TASK BRIEF: Take the line containing "Output a JSON" and every line after it in the data below, and print them exactly as given, with nothing else.

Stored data
*-*-*
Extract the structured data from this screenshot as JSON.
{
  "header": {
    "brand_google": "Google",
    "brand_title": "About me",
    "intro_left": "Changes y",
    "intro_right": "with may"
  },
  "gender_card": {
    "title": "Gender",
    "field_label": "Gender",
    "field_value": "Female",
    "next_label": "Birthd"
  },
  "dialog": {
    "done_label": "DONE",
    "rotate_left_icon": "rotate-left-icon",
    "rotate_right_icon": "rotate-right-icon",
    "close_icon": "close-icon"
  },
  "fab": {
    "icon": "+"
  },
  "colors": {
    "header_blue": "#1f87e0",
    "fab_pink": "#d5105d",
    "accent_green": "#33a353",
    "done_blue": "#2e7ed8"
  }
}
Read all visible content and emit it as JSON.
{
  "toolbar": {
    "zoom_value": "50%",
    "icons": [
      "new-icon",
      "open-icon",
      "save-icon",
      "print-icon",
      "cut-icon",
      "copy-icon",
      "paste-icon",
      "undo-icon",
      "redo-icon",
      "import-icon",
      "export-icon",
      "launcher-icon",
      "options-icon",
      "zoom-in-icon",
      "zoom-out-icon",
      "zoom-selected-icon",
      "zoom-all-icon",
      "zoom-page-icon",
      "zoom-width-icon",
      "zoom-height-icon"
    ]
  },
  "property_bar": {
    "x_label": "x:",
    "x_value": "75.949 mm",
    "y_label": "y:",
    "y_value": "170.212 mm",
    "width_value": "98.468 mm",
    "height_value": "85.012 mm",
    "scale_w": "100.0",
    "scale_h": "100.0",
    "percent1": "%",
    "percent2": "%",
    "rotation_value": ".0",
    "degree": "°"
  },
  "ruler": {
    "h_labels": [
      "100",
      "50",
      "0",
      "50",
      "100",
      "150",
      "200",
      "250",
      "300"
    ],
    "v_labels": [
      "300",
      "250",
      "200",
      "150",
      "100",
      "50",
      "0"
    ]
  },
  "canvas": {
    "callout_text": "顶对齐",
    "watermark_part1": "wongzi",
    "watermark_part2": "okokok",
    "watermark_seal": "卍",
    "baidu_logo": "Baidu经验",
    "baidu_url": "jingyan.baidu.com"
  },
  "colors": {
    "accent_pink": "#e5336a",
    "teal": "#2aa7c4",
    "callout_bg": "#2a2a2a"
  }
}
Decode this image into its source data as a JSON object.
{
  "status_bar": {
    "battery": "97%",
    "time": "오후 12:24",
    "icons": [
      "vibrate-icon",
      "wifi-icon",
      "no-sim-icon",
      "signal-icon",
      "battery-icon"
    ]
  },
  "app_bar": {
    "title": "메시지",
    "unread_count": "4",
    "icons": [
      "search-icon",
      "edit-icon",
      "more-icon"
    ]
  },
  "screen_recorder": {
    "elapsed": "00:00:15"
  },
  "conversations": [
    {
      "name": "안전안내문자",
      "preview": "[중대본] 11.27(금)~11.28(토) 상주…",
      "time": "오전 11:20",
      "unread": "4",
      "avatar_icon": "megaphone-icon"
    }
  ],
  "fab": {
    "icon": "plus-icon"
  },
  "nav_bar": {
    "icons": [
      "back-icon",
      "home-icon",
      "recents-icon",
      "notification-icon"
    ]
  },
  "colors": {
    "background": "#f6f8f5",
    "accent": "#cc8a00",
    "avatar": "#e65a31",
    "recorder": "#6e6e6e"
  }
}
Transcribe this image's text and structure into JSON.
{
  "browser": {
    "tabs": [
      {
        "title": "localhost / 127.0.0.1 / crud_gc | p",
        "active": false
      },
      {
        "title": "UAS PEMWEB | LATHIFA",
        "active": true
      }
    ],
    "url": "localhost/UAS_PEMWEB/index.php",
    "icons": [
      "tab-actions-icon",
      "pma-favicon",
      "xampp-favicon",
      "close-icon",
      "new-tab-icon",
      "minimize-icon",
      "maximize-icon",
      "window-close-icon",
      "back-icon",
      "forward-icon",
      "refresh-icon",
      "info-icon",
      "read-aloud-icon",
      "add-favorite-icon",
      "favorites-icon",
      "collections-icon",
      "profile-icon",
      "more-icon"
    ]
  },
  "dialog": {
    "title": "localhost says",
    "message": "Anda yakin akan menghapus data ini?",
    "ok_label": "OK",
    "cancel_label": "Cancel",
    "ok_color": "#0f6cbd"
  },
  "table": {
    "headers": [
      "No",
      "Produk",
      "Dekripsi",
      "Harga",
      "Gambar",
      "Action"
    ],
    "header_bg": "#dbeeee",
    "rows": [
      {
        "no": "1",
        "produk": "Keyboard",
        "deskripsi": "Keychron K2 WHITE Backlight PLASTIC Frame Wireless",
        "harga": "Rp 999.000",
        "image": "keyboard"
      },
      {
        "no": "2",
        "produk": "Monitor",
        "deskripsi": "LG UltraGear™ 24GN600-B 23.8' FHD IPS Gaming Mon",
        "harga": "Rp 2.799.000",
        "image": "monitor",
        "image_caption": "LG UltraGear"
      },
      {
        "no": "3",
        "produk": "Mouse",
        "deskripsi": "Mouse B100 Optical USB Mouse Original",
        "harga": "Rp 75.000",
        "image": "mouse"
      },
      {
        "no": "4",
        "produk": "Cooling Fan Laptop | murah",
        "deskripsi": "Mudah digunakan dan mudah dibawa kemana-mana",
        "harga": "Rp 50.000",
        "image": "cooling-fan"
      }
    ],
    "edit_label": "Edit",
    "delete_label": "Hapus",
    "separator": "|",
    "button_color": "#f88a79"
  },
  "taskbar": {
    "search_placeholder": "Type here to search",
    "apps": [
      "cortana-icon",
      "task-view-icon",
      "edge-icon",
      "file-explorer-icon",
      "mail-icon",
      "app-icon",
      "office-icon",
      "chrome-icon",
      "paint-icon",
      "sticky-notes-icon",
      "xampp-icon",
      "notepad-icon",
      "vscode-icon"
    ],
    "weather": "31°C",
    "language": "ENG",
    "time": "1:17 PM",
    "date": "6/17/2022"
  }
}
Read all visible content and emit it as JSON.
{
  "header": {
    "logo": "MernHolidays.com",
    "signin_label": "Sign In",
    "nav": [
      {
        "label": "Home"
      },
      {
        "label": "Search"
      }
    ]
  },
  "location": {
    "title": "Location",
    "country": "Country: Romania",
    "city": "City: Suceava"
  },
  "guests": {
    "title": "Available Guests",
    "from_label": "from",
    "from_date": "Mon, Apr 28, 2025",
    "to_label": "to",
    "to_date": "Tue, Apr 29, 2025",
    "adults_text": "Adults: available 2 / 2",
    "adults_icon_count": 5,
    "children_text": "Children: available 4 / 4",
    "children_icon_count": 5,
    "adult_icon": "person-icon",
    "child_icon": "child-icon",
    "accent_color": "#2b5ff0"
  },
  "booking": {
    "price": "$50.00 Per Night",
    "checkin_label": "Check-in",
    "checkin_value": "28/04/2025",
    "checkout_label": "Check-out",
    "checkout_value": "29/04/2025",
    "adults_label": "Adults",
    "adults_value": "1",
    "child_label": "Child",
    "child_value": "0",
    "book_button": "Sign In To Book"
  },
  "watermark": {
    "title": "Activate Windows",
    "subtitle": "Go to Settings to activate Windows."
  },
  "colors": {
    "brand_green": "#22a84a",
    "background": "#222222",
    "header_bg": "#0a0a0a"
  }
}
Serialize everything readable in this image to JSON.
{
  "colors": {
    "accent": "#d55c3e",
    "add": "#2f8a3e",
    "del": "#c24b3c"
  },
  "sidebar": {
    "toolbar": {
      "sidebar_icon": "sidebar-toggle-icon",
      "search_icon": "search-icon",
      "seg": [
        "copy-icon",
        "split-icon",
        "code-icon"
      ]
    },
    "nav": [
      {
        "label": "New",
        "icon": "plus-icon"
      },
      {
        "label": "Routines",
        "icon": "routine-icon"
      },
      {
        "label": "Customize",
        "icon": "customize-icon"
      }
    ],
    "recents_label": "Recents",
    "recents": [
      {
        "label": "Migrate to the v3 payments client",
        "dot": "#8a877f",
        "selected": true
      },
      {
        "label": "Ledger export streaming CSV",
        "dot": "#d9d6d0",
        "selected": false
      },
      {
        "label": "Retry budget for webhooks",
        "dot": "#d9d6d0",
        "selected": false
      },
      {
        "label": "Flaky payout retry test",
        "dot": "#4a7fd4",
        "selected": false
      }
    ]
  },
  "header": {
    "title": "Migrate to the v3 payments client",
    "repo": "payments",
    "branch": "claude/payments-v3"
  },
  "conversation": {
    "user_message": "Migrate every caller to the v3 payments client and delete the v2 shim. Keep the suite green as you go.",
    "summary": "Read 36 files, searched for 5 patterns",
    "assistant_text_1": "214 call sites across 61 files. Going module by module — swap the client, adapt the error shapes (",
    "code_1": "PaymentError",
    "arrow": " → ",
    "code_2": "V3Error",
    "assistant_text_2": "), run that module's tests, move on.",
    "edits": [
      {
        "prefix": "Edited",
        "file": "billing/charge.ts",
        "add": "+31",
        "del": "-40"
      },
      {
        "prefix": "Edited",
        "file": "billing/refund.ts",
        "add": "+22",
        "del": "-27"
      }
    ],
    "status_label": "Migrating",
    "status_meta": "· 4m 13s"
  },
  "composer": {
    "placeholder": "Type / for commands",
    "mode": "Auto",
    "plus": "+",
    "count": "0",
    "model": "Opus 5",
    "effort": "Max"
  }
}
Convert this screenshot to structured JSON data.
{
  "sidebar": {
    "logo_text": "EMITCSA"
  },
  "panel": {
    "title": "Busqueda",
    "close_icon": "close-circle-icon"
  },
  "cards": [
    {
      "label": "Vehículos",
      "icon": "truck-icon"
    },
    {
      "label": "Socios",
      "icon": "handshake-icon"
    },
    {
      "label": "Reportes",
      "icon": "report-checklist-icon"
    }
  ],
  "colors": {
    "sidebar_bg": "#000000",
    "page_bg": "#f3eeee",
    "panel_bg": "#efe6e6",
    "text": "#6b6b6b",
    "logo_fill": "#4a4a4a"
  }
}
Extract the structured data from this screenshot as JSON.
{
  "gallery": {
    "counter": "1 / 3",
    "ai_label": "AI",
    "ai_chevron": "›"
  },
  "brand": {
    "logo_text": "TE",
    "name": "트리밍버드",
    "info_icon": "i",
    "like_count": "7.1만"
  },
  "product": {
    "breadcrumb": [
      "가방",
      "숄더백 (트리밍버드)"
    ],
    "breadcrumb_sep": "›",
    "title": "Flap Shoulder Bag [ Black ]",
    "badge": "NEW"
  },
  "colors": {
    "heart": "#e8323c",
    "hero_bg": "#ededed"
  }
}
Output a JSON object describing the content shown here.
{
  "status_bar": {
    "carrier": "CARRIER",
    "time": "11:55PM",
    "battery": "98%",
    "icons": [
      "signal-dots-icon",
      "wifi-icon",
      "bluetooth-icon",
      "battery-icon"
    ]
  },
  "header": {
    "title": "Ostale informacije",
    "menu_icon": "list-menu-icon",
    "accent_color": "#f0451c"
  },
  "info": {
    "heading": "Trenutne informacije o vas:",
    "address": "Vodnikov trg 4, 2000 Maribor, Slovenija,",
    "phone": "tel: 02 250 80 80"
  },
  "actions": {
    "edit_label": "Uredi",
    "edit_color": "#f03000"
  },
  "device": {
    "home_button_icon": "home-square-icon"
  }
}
*-*-*
COMPLETE RESPONSE:
Output a JSON object describing the content shown here.
{
  "status_bar": {
    "carrier": "CARRIER",
    "time": "11:55PM",
    "battery": "98%",
    "icons": [
      "signal-dots-icon",
      "wifi-icon",
      "bluetooth-icon",
      "battery-icon"
    ]
  },
  "header": {
    "title": "Ostale informacije",
    "menu_icon": "list-menu-icon",
    "accent_color": "#f0451c"
  },
  "info": {
    "heading": "Trenutne informacije o vas:",
    "address": "Vodnikov trg 4, 2000 Maribor, Slovenija,",
    "phone": "tel: 02 250 80 80"
  },
  "actions": {
    "edit_label": "Uredi",
    "edit_color": "#f03000"
  },
  "device": {
    "home_button_icon": "home-square-icon"
  }
}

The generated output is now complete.